Using Chaos Engineering To Hack An API

Have you ever thought about using chaos engineering to hack an API? I sure have.

While chaos engineering is typically used for testing and improving software system resilience, it can also be harnessed for discovering vulnerabilities in APIs.

In this article, I want to explore how chaos engineering can be applied to hacking APIs. With any luck, you should walk away with new ideas for approaching your security testing differently.

And hey… we can all use a little more chaos in our lives. 🤣

What is Chaos Engineering?

Chaos Engineering involves intentionally injecting failures into a system to test its resilience and identify potential weaknesses. It was popularized by Netflix, who developed a tool called “Chaos Monkey” to randomly terminate instances in their production environment and see how the system would handle it.

The idea behind Chaos Engineering is that failures are inevitable, and it’s better to discover and address them proactively rather than reactively. By introducing controlled chaos, teams can gain insights into how their systems respond under stress and make improvements accordingly.

The reality is that Chaos Engineering is typically seen as operational tests against the infrastructure and architecture of a system. Developers and DevOps regularly focus on what happens when a component fails. But how often is it applied to how the application or API responds during a failure condition?

**Material supplied:**

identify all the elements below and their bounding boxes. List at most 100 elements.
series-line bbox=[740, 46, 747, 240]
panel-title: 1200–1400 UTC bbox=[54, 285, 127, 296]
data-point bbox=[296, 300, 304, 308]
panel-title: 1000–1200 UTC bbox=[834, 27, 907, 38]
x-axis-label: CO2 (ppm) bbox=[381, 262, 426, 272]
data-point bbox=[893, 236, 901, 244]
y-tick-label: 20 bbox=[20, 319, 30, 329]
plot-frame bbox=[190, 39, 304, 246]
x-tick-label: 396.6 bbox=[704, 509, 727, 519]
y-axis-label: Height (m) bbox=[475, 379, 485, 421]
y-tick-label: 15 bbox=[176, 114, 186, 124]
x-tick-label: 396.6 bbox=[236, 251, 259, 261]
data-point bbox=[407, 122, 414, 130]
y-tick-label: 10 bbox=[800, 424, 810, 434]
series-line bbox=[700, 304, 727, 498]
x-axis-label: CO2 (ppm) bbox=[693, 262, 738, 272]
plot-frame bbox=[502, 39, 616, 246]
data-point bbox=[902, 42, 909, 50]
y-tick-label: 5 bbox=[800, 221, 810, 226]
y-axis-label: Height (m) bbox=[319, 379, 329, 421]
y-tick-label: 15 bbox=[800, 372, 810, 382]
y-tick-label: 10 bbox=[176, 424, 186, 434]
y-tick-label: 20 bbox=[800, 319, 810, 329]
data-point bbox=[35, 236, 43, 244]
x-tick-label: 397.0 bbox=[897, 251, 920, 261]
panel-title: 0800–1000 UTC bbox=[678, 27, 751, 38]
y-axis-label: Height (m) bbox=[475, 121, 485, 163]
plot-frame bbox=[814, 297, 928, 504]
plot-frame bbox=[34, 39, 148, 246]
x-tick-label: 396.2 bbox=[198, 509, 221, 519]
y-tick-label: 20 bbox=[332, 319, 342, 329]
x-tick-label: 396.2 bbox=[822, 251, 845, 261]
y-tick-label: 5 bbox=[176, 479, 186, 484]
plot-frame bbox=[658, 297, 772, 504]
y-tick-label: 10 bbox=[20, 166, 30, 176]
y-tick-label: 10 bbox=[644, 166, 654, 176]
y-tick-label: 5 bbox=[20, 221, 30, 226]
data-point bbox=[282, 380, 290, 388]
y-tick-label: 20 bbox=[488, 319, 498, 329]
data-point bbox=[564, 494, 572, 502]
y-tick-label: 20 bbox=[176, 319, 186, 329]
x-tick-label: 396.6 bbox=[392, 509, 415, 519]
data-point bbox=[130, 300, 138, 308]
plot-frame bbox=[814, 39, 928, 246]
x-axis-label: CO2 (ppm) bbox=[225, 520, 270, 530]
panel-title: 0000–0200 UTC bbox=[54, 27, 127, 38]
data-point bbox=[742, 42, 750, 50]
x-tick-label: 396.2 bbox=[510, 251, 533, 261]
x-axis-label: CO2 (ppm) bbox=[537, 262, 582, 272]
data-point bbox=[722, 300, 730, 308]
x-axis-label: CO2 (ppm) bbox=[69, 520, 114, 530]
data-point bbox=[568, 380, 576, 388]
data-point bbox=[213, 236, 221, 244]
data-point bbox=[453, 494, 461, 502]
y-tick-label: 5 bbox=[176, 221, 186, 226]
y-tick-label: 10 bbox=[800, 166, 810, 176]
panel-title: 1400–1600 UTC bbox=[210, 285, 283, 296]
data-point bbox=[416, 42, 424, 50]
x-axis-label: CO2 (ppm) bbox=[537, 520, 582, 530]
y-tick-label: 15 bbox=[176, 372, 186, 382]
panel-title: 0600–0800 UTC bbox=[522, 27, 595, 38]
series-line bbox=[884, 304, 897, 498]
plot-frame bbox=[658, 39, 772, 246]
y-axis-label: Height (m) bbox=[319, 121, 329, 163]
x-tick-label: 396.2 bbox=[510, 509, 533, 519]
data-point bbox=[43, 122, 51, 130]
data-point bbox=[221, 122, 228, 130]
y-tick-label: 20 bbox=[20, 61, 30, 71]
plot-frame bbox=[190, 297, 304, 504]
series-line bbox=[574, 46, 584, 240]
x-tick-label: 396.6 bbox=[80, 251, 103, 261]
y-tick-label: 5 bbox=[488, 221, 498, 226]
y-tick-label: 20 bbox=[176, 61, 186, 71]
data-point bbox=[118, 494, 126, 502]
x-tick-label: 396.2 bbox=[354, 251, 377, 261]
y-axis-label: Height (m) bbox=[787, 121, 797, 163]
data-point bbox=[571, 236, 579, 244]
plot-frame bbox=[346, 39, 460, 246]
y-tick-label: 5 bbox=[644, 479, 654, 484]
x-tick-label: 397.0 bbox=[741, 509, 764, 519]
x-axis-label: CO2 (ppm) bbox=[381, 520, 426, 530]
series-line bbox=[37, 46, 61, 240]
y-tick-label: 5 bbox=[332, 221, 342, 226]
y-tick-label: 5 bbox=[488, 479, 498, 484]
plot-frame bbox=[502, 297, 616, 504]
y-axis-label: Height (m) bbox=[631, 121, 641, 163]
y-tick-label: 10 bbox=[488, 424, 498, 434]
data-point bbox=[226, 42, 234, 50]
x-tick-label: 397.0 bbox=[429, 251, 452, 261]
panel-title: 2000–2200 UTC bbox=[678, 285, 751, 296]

**The request:**
Please answer these questions from the chaos engineering article:
1. What is chaos engineering typically used for?
2. Which company popularized chaos engineering?
3. What did the tool "Chaos Monkey" randomly do?
The items above are separate material and not part of the chaos engineering article.

**Solution to this task:**
1. Testing and improving software system resilience.
2. Netflix.
3. It randomly terminated instances in the company's production environment.